▸ **Task prompt**: Separate out the lines that hold "verified".

▸ **Task inputs**:
----

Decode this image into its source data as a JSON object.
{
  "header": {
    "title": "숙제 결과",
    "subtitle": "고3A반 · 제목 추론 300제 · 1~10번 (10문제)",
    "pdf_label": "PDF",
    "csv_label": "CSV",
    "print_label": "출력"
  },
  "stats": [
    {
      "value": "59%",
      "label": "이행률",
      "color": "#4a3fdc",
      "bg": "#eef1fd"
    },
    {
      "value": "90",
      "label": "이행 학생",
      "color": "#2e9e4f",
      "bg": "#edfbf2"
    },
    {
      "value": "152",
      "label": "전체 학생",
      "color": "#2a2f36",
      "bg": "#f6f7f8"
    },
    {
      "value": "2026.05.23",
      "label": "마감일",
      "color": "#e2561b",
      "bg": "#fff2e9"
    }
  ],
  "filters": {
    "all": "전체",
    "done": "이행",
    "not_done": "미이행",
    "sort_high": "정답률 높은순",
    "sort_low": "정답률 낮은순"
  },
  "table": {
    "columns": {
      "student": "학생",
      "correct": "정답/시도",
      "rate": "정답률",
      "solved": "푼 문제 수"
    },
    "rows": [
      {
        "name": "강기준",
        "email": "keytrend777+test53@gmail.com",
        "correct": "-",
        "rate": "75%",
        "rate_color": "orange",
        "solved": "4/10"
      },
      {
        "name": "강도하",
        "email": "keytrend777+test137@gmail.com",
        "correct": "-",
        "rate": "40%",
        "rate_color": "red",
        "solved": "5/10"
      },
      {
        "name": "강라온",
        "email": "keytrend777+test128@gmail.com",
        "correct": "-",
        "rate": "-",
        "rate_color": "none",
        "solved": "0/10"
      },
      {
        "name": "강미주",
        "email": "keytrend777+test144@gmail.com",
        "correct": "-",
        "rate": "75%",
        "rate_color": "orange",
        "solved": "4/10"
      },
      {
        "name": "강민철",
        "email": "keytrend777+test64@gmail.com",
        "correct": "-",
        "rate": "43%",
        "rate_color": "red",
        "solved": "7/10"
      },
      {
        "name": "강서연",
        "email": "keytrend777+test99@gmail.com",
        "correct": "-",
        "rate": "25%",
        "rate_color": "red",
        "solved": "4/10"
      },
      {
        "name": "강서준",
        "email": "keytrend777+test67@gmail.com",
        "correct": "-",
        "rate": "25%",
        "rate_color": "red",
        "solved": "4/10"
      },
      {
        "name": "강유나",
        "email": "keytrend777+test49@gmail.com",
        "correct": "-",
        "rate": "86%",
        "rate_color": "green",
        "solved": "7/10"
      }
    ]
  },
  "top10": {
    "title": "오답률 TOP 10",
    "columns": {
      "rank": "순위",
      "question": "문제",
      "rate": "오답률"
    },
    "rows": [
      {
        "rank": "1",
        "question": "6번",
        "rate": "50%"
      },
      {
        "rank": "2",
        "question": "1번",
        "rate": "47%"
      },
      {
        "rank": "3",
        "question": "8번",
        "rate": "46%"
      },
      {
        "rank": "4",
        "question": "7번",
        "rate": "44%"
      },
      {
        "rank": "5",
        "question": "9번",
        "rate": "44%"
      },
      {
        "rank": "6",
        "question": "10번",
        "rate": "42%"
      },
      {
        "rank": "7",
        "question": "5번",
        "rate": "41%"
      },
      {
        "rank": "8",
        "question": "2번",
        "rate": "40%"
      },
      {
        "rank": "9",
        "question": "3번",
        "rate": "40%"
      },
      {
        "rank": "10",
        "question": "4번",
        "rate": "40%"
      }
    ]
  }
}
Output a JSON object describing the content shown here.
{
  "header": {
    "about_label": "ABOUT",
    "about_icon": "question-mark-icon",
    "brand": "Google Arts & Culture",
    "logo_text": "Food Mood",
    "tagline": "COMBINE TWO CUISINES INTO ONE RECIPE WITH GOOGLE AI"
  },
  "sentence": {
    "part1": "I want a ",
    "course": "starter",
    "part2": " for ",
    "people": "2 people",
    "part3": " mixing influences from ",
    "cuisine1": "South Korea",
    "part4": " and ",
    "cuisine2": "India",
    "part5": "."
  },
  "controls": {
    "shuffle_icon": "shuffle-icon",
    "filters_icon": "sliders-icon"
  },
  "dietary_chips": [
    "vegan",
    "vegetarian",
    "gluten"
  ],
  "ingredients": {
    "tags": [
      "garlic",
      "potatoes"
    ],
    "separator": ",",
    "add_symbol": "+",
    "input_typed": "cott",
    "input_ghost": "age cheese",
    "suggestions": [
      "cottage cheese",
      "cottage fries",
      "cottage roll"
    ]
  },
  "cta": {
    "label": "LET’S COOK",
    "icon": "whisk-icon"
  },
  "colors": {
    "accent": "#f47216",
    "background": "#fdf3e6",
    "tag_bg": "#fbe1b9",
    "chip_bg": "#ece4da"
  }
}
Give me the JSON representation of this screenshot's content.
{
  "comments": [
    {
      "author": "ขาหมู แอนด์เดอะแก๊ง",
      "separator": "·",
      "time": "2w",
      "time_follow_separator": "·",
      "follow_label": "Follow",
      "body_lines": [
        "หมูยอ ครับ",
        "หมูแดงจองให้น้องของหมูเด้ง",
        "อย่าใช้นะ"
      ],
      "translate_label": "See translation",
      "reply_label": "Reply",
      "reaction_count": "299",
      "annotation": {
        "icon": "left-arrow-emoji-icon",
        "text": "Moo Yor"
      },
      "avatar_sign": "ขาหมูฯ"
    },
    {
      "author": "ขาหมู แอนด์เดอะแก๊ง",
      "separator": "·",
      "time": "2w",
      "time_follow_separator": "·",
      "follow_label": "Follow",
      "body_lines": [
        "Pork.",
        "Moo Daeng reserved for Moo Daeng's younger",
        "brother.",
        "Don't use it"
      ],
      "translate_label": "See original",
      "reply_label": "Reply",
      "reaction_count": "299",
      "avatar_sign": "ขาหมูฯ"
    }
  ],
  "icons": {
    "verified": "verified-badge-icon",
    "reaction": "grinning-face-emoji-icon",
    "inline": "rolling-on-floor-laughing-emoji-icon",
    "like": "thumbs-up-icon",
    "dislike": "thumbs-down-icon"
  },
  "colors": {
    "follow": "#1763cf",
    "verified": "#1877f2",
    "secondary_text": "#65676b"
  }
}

----

▸ **Answer**:
    "verified": "verified-badge-icon",
    "verified": "#1877f2",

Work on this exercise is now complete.